#### Task brief
Using the listing below, please gather every line containing the word "شبکه".

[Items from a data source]
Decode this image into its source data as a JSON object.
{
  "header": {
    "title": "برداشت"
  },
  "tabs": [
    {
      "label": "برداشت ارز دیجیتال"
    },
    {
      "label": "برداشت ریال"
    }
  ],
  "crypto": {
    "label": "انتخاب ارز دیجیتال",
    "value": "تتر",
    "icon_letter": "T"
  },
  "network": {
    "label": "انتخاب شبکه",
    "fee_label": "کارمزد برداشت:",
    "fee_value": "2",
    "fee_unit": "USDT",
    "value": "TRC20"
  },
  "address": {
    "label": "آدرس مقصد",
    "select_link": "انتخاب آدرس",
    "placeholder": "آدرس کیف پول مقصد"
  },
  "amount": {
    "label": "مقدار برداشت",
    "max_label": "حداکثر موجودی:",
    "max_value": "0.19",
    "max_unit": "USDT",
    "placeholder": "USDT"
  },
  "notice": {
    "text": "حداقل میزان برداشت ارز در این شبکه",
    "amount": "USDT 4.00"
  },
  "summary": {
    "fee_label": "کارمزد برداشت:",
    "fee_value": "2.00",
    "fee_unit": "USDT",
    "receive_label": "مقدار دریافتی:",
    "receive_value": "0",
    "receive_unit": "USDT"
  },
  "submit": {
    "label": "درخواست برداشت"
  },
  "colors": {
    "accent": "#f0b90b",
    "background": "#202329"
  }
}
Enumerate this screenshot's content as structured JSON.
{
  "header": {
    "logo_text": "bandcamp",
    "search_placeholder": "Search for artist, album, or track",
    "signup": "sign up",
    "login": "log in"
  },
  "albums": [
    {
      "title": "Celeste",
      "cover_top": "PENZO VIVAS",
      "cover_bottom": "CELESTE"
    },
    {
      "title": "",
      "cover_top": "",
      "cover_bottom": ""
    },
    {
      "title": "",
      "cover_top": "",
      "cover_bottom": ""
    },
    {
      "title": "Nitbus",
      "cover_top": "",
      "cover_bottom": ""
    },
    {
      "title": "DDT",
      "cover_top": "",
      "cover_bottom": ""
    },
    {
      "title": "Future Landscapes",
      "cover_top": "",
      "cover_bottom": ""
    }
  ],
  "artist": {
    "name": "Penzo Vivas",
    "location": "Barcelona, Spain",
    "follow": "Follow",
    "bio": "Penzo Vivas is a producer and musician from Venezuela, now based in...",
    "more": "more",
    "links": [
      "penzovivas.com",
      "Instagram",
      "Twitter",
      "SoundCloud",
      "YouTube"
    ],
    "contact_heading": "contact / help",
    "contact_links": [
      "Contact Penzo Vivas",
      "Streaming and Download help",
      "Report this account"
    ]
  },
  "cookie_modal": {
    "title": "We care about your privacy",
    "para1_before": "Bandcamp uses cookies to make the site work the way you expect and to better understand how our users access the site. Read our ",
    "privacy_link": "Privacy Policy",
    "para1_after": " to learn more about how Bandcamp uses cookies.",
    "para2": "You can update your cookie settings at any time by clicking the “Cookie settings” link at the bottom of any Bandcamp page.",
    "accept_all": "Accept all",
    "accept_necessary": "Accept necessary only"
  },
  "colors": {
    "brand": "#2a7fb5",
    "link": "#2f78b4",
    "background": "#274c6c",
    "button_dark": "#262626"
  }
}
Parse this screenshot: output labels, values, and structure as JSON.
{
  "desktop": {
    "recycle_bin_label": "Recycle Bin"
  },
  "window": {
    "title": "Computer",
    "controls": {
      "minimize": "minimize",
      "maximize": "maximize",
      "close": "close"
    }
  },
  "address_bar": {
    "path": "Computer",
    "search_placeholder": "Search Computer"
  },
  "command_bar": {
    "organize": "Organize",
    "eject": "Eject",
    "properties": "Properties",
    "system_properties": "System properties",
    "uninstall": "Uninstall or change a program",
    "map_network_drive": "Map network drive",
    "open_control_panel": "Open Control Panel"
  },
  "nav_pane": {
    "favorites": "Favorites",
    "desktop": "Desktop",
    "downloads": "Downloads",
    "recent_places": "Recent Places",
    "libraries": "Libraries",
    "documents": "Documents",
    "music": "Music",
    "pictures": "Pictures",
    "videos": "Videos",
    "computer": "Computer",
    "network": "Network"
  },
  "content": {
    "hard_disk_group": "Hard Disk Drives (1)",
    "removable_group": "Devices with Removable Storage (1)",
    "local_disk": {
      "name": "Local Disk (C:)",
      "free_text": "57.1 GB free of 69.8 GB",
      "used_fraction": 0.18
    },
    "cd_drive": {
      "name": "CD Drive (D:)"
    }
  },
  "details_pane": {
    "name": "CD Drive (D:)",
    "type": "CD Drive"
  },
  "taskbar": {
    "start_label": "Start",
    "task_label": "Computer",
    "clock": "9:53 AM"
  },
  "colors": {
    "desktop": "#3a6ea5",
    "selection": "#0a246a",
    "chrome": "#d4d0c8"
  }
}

#### Completed task
    "label": "انتخاب شبکه",
    "text": "حداقل میزان برداشت ارز در این شبکه",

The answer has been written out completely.